What you will do
Report all lines holding "content".

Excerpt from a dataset

# # # #

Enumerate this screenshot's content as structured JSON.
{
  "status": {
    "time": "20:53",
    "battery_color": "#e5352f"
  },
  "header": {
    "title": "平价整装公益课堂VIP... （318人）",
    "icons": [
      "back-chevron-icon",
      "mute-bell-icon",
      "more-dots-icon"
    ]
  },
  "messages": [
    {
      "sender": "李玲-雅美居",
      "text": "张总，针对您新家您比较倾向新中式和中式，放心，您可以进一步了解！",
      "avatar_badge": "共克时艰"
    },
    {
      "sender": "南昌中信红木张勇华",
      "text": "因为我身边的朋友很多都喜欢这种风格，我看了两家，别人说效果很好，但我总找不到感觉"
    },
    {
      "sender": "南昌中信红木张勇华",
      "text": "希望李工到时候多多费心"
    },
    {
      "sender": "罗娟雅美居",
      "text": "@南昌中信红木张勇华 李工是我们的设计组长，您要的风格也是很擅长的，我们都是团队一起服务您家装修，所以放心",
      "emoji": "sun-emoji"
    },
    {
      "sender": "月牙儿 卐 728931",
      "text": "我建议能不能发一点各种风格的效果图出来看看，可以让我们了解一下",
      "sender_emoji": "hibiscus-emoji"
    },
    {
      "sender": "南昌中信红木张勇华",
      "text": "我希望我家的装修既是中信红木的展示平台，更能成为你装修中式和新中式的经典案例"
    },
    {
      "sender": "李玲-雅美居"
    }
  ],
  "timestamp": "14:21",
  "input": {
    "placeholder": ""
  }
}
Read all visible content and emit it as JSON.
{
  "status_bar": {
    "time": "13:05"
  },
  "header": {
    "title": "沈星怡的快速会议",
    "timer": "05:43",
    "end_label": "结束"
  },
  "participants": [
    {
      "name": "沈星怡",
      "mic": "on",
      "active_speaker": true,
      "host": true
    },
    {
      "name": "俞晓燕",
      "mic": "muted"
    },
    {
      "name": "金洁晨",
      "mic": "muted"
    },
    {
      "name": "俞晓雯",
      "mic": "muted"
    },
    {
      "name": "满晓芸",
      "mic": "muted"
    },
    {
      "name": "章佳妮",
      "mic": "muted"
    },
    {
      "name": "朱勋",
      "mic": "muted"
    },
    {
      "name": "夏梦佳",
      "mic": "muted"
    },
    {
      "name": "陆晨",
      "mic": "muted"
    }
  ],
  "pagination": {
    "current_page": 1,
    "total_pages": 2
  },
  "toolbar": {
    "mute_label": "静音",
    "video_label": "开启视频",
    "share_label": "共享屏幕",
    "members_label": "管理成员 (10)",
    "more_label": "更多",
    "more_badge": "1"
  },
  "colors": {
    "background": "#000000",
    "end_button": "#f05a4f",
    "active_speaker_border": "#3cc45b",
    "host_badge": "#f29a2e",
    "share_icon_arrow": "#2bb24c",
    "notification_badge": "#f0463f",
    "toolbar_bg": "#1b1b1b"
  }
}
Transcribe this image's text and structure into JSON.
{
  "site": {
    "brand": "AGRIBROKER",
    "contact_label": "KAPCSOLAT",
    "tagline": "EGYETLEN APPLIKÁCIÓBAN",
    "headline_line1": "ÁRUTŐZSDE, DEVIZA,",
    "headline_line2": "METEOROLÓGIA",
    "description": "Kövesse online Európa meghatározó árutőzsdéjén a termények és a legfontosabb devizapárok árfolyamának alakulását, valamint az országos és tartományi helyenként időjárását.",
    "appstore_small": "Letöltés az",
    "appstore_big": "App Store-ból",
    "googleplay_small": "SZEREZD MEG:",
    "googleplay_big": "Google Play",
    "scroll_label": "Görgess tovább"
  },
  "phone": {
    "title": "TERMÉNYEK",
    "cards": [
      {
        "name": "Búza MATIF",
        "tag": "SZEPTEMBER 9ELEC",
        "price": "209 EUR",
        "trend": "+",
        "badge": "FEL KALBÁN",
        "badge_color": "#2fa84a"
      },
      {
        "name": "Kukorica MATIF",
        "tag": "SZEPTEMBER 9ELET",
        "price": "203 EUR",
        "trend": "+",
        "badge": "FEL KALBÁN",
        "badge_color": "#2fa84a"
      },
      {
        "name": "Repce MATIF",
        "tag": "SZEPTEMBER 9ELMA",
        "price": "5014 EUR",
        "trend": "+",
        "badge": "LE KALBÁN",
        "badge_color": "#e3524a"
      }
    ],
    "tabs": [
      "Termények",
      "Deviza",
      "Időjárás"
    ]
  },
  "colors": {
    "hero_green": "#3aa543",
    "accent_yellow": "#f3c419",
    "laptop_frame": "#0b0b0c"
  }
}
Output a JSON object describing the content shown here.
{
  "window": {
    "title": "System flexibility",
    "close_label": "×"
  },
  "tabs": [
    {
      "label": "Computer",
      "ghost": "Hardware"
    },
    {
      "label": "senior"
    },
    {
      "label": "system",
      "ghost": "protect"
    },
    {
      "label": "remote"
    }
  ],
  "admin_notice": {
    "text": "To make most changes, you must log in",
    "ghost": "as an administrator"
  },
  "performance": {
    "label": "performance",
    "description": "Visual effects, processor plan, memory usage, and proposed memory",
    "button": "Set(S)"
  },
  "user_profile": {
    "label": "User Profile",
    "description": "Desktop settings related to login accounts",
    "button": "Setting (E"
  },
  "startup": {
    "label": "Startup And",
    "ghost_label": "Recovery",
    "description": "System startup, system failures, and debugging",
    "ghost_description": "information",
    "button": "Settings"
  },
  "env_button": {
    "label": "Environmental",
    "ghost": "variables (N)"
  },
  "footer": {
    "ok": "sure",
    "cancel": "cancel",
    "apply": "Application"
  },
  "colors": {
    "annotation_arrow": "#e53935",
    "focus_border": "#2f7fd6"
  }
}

# # # #

Solved problem
Enumerate this screenshot's content as structured JSON.
Read all visible content and emit it as JSON.
Output a JSON object describing the content shown here.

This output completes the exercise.